What this task involves – The required output is a single number: how many lines of the material contain the string "Flying".

A run of records
◆ ◆ ◆ ◆ ◆
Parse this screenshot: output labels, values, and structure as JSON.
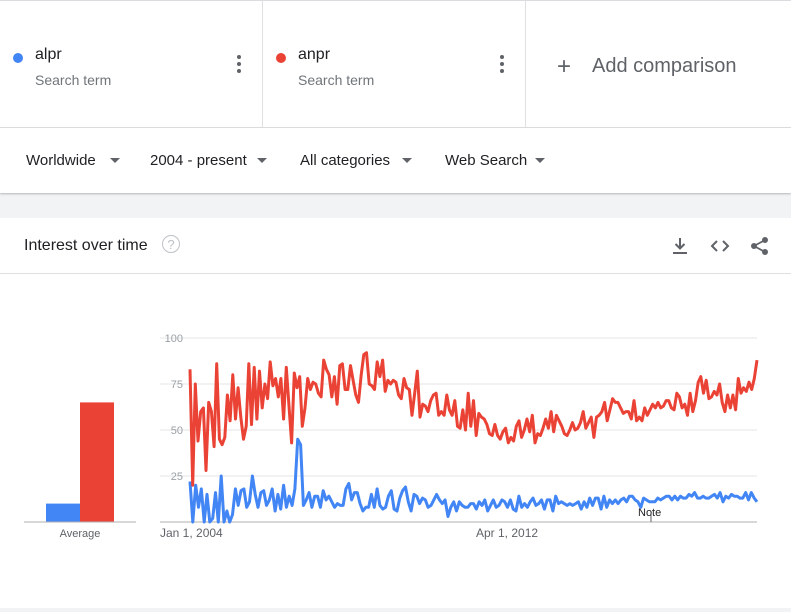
{
  "terms": [
    {
      "name": "alpr",
      "sub": "Search term",
      "color": "#4285f4"
    },
    {
      "name": "anpr",
      "sub": "Search term",
      "color": "#ea4335"
    }
  ],
  "add_comparison": "Add comparison",
  "filters": {
    "region": "Worldwide",
    "time": "2004 - present",
    "category": "All categories",
    "search_type": "Web Search"
  },
  "card": {
    "title": "Interest over time"
  },
  "chart_data": {
    "type": "line",
    "x_ticks": [
      "Jan 1, 2004",
      "Apr 1, 2012"
    ],
    "y_ticks": [
      25,
      50,
      75,
      100
    ],
    "ylim": [
      0,
      100
    ],
    "note_label": "Note",
    "average_label": "Average",
    "averages": [
      10,
      65
    ],
    "series": [
      {
        "name": "alpr",
        "color": "#4285f4",
        "values": [
          22,
          0,
          20,
          8,
          18,
          0,
          15,
          0,
          2,
          16,
          0,
          25,
          0,
          6,
          0,
          4,
          18,
          9,
          17,
          18,
          8,
          11,
          25,
          15,
          8,
          16,
          17,
          9,
          12,
          18,
          6,
          15,
          7,
          20,
          8,
          14,
          9,
          18,
          45,
          42,
          9,
          12,
          16,
          8,
          14,
          14,
          8,
          17,
          12,
          14,
          11,
          8,
          10,
          9,
          9,
          18,
          21,
          12,
          16,
          16,
          10,
          6,
          8,
          8,
          15,
          8,
          18,
          9,
          7,
          8,
          14,
          17,
          7,
          6,
          13,
          17,
          19,
          11,
          6,
          15,
          14,
          10,
          13,
          12,
          8,
          9,
          12,
          15,
          12,
          10,
          12,
          3,
          8,
          11,
          6,
          11,
          9,
          8,
          8,
          10,
          10,
          7,
          11,
          9,
          12,
          6,
          9,
          12,
          8,
          9,
          12,
          11,
          8,
          12,
          7,
          6,
          14,
          8,
          10,
          8,
          11,
          13,
          9,
          10,
          12,
          7,
          12,
          12,
          6,
          14,
          10,
          11,
          10,
          9,
          10,
          9,
          10,
          11,
          7,
          11,
          8,
          13,
          9,
          13,
          13,
          7,
          14,
          8,
          12,
          10,
          12,
          10,
          12,
          13,
          11,
          14,
          14,
          12,
          11,
          8,
          13,
          12,
          11,
          11,
          11,
          13,
          12,
          13,
          14,
          14,
          12,
          14,
          12,
          14,
          13,
          13,
          15,
          14,
          16,
          13,
          13,
          14,
          13,
          13,
          14,
          15,
          13,
          16,
          11,
          14,
          13,
          15,
          14,
          14,
          13,
          13,
          16,
          12,
          16,
          13,
          11
        ]
      },
      {
        "name": "anpr",
        "color": "#ea4335",
        "values": [
          83,
          20,
          75,
          44,
          60,
          62,
          28,
          65,
          60,
          41,
          86,
          45,
          42,
          46,
          69,
          55,
          80,
          56,
          73,
          57,
          45,
          52,
          86,
          53,
          84,
          56,
          82,
          62,
          75,
          67,
          87,
          74,
          78,
          68,
          78,
          56,
          84,
          63,
          43,
          81,
          73,
          79,
          52,
          62,
          78,
          72,
          76,
          75,
          70,
          68,
          88,
          83,
          80,
          68,
          79,
          64,
          85,
          86,
          72,
          72,
          85,
          77,
          69,
          65,
          80,
          91,
          92,
          75,
          74,
          72,
          87,
          79,
          88,
          71,
          77,
          75,
          77,
          76,
          69,
          67,
          78,
          73,
          72,
          58,
          70,
          82,
          57,
          64,
          63,
          60,
          66,
          69,
          70,
          58,
          60,
          58,
          69,
          61,
          58,
          66,
          52,
          51,
          61,
          50,
          70,
          52,
          66,
          47,
          59,
          57,
          56,
          53,
          48,
          47,
          53,
          47,
          45,
          49,
          51,
          43,
          46,
          44,
          52,
          55,
          46,
          50,
          56,
          49,
          58,
          43,
          48,
          47,
          51,
          56,
          51,
          60,
          49,
          58,
          55,
          52,
          48,
          47,
          50,
          54,
          50,
          51,
          54,
          60,
          51,
          54,
          57,
          46,
          57,
          58,
          60,
          65,
          55,
          61,
          67,
          65,
          65,
          62,
          59,
          60,
          60,
          56,
          66,
          55,
          57,
          55,
          62,
          58,
          61,
          64,
          62,
          65,
          62,
          63,
          66,
          66,
          62,
          61,
          70,
          68,
          62,
          64,
          58,
          70,
          60,
          66,
          76,
          79,
          70,
          77,
          67,
          68,
          71,
          69,
          75,
          65,
          60,
          69,
          62,
          69,
          61,
          78,
          70,
          73,
          71,
          76,
          72,
          78,
          88
        ]
      }
    ]
  }
}
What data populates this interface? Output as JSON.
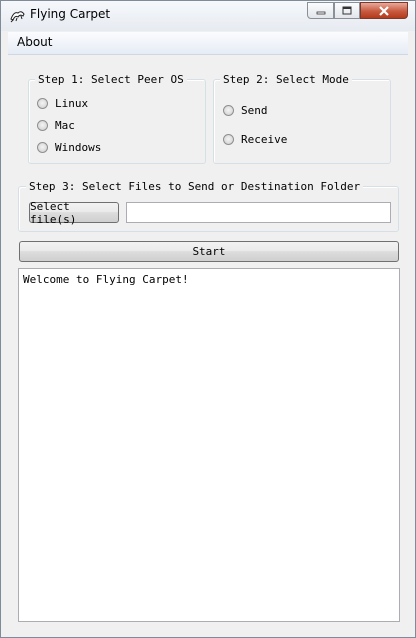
{
  "window": {
    "title": "Flying Carpet"
  },
  "menu": {
    "items": [
      {
        "label": "About"
      }
    ]
  },
  "step1": {
    "legend": "Step 1: Select Peer OS",
    "options": [
      {
        "label": "Linux"
      },
      {
        "label": "Mac"
      },
      {
        "label": "Windows"
      }
    ]
  },
  "step2": {
    "legend": "Step 2: Select Mode",
    "options": [
      {
        "label": "Send"
      },
      {
        "label": "Receive"
      }
    ]
  },
  "step3": {
    "legend": "Step 3: Select Files to Send or Destination Folder",
    "select_button": "Select file(s)",
    "path_value": ""
  },
  "start_button": "Start",
  "log": {
    "text": "Welcome to Flying Carpet!"
  },
  "colors": {
    "close_button": "#c75a3f",
    "group_border": "#d5dfe5"
  }
}
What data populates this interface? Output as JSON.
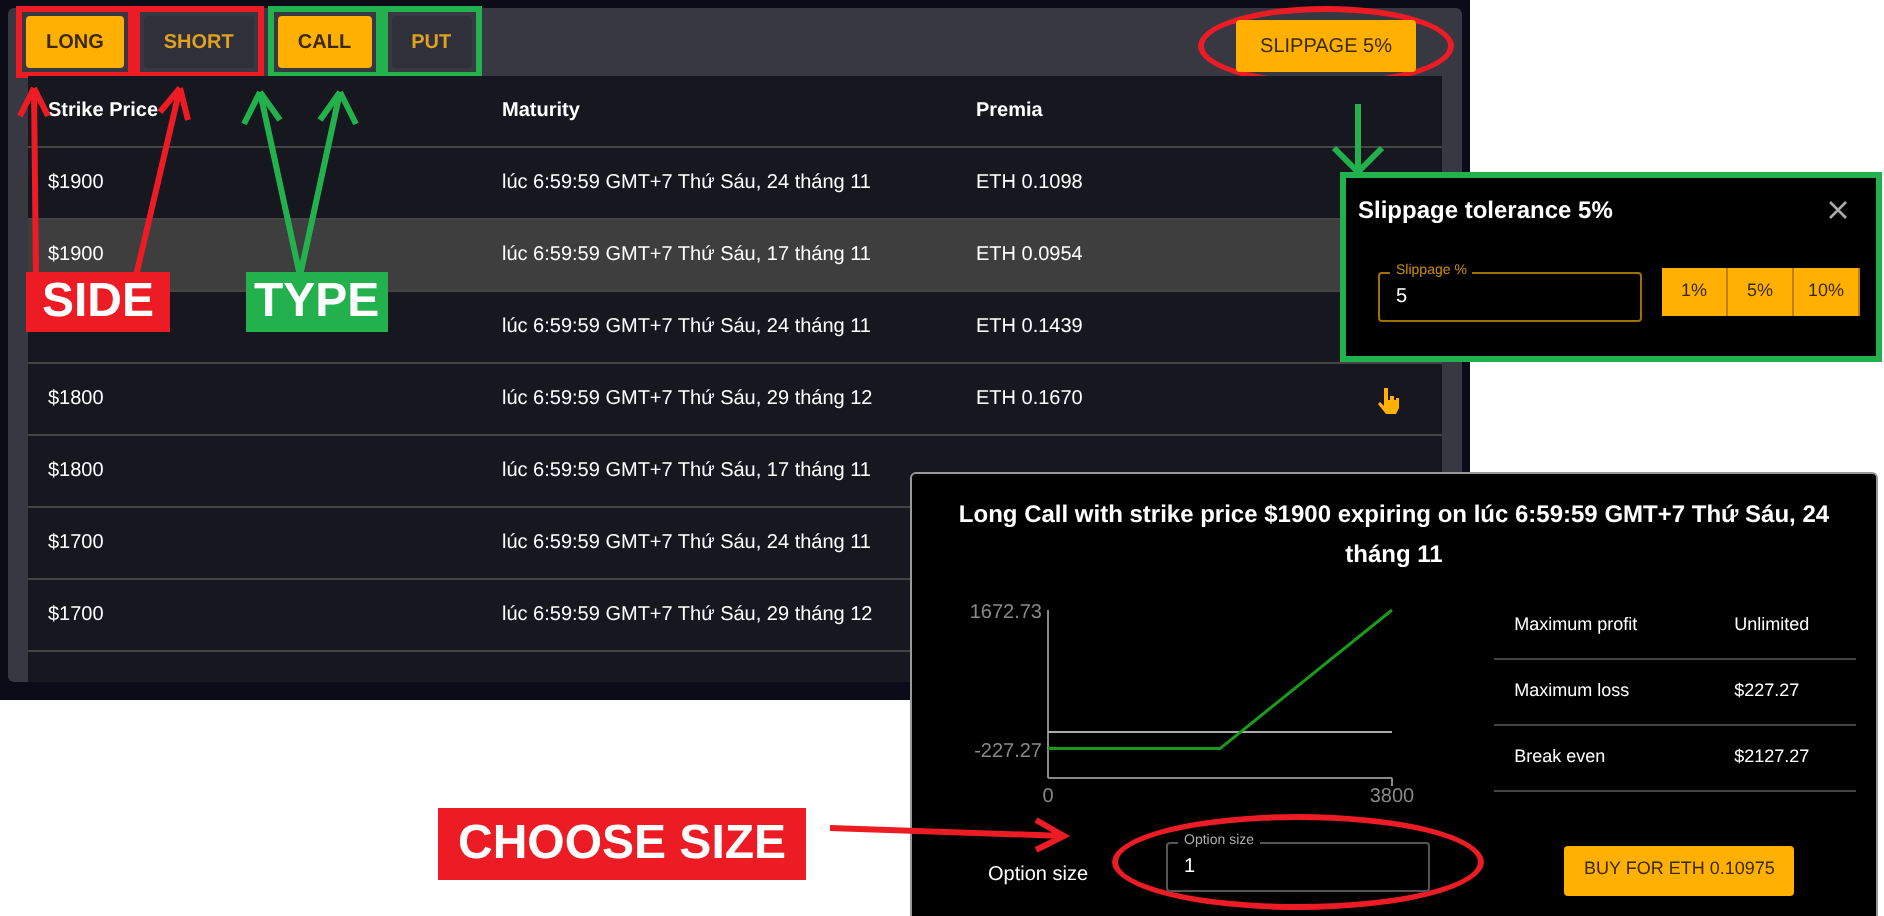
{
  "side_options": [
    {
      "label": "LONG",
      "selected": true
    },
    {
      "label": "SHORT",
      "selected": false
    }
  ],
  "type_options": [
    {
      "label": "CALL",
      "selected": true
    },
    {
      "label": "PUT",
      "selected": false
    }
  ],
  "slippage_button": "SLIPPAGE 5%",
  "table": {
    "columns": [
      "Strike Price",
      "Maturity",
      "Premia"
    ],
    "rows": [
      {
        "strike": "$1900",
        "maturity": "lúc 6:59:59 GMT+7 Thứ Sáu, 24 tháng 11",
        "premia": "ETH 0.1098",
        "selected": false,
        "action": false
      },
      {
        "strike": "$1900",
        "maturity": "lúc 6:59:59 GMT+7 Thứ Sáu, 17 tháng 11",
        "premia": "ETH 0.0954",
        "selected": true,
        "action": false
      },
      {
        "maturity": "lúc 6:59:59 GMT+7 Thứ Sáu, 24 tháng 11",
        "premia": "ETH 0.1439",
        "selected": false,
        "action": false
      },
      {
        "strike": "$1800",
        "maturity": "lúc 6:59:59 GMT+7 Thứ Sáu, 29 tháng 12",
        "premia": "ETH 0.1670",
        "selected": false,
        "action": true
      },
      {
        "strike": "$1800",
        "maturity": "lúc 6:59:59 GMT+7 Thứ Sáu, 17 tháng 11",
        "selected": false,
        "action": false
      },
      {
        "strike": "$1700",
        "maturity": "lúc 6:59:59 GMT+7 Thứ Sáu, 24 tháng 11",
        "selected": false,
        "action": false
      },
      {
        "strike": "$1700",
        "maturity": "lúc 6:59:59 GMT+7 Thứ Sáu, 29 tháng 12",
        "selected": false,
        "action": false
      }
    ]
  },
  "slippage_dialog": {
    "title": "Slippage tolerance 5%",
    "field": {
      "label": "Slippage %",
      "value": "5"
    },
    "presets": [
      "1%",
      "5%",
      "10%"
    ]
  },
  "order_dialog": {
    "title": "Long Call with strike price $1900 expiring on lúc 6:59:59 GMT+7 Thứ Sáu, 24 tháng 11",
    "chart_data": {
      "type": "line",
      "x": [
        0,
        1900,
        3800
      ],
      "series": [
        {
          "color": "#1a9a1a",
          "values": [
            -227.27,
            -227.27,
            1672.73
          ]
        }
      ],
      "xlim": [
        0,
        3800
      ],
      "ylim": [
        -630,
        1672.73
      ],
      "xticks": [
        0,
        3800
      ],
      "yticks": [
        -227.27,
        1672.73
      ]
    },
    "stats": [
      {
        "label": "Maximum profit",
        "value": "Unlimited"
      },
      {
        "label": "Maximum loss",
        "value": "$227.27"
      },
      {
        "label": "Break even",
        "value": "$2127.27"
      }
    ],
    "size_label": "Option size",
    "size_field": {
      "label": "Option size",
      "value": "1"
    },
    "buy_button": "BUY FOR ETH 0.10975"
  },
  "annotations": [
    {
      "text": "SIDE",
      "color": "#ed1c24"
    },
    {
      "text": "TYPE",
      "color": "#22b14c"
    },
    {
      "text": "CHOOSE SIZE",
      "color": "#ed1c24"
    }
  ]
}
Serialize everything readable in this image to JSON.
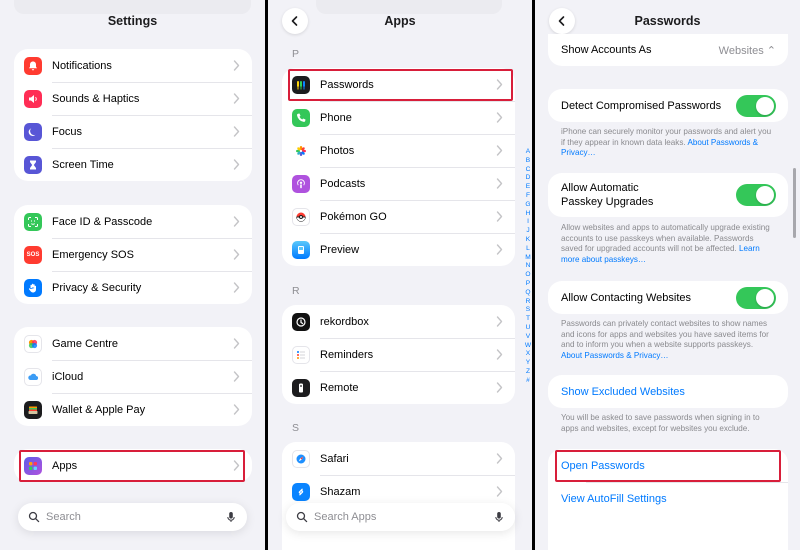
{
  "panel1": {
    "title": "Settings",
    "groups": [
      [
        {
          "label": "Notifications",
          "icon": "bell-icon",
          "color": "#ff3b30"
        },
        {
          "label": "Sounds & Haptics",
          "icon": "speaker-icon",
          "color": "#ff2d55"
        },
        {
          "label": "Focus",
          "icon": "moon-icon",
          "color": "#5856d6"
        },
        {
          "label": "Screen Time",
          "icon": "hourglass-icon",
          "color": "#5856d6"
        }
      ],
      [
        {
          "label": "Face ID & Passcode",
          "icon": "face-id-icon",
          "color": "#34c759"
        },
        {
          "label": "Emergency SOS",
          "icon": "sos-icon",
          "color": "#ff3b30",
          "text": "SOS"
        },
        {
          "label": "Privacy & Security",
          "icon": "hand-icon",
          "color": "#007aff"
        }
      ],
      [
        {
          "label": "Game Centre",
          "icon": "game-centre-icon",
          "color": "#ff9500"
        },
        {
          "label": "iCloud",
          "icon": "cloud-icon",
          "color": "#ffffff"
        },
        {
          "label": "Wallet & Apple Pay",
          "icon": "wallet-icon",
          "color": "#1c1c1e"
        }
      ],
      [
        {
          "label": "Apps",
          "icon": "apps-grid-icon",
          "color": "#5e5ce6"
        }
      ]
    ],
    "search_placeholder": "Search"
  },
  "panel2": {
    "title": "Apps",
    "sections": [
      {
        "letter": "P",
        "items": [
          {
            "label": "Passwords",
            "icon": "passwords-key-icon",
            "color": "#1c1c1e"
          },
          {
            "label": "Phone",
            "icon": "phone-icon",
            "color": "#34c759"
          },
          {
            "label": "Photos",
            "icon": "photos-flower-icon",
            "color": "#ffffff"
          },
          {
            "label": "Podcasts",
            "icon": "podcasts-icon",
            "color": "#af52de"
          },
          {
            "label": "Pokémon GO",
            "icon": "pokeball-icon",
            "color": "#ffffff"
          },
          {
            "label": "Preview",
            "icon": "preview-icon",
            "color": "#1e90ff"
          }
        ]
      },
      {
        "letter": "R",
        "items": [
          {
            "label": "rekordbox",
            "icon": "rekordbox-icon",
            "color": "#111111"
          },
          {
            "label": "Reminders",
            "icon": "reminders-icon",
            "color": "#ffffff"
          },
          {
            "label": "Remote",
            "icon": "remote-icon",
            "color": "#1c1c1e"
          }
        ]
      },
      {
        "letter": "S",
        "items": [
          {
            "label": "Safari",
            "icon": "safari-compass-icon",
            "color": "#ffffff"
          },
          {
            "label": "Shazam",
            "icon": "shazam-icon",
            "color": "#0a84ff"
          }
        ]
      }
    ],
    "alphabet": [
      "A",
      "B",
      "C",
      "D",
      "E",
      "F",
      "G",
      "H",
      "I",
      "J",
      "K",
      "L",
      "M",
      "N",
      "O",
      "P",
      "Q",
      "R",
      "S",
      "T",
      "U",
      "V",
      "W",
      "X",
      "Y",
      "Z",
      "#"
    ],
    "search_placeholder": "Search Apps"
  },
  "panel3": {
    "title": "Passwords",
    "show_accounts_label": "Show Accounts As",
    "show_accounts_value": "Websites",
    "detect_label": "Detect Compromised Passwords",
    "detect_note": "iPhone can securely monitor your passwords and alert you if they appear in known data leaks.",
    "detect_link": "About Passwords & Privacy…",
    "passkey_label_line1": "Allow Automatic",
    "passkey_label_line2": "Passkey Upgrades",
    "passkey_note": "Allow websites and apps to automatically upgrade existing accounts to use passkeys when available. Passwords saved for upgraded accounts will not be affected.",
    "passkey_link": "Learn more about passkeys…",
    "contact_label": "Allow Contacting Websites",
    "contact_note": "Passwords can privately contact websites to show names and icons for apps and websites you have saved items for and to inform you when a website supports passkeys.",
    "contact_link": "About Passwords & Privacy…",
    "excluded_label": "Show Excluded Websites",
    "excluded_note": "You will be asked to save passwords when signing in to apps and websites, except for websites you exclude.",
    "open_passwords_label": "Open Passwords",
    "autofill_label": "View AutoFill Settings"
  },
  "colors": {
    "accent": "#007aff",
    "toggle_on": "#34c759",
    "highlight": "#d81e3a"
  }
}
◆ ◆ ◆ ◆ ◆
Solution below – 2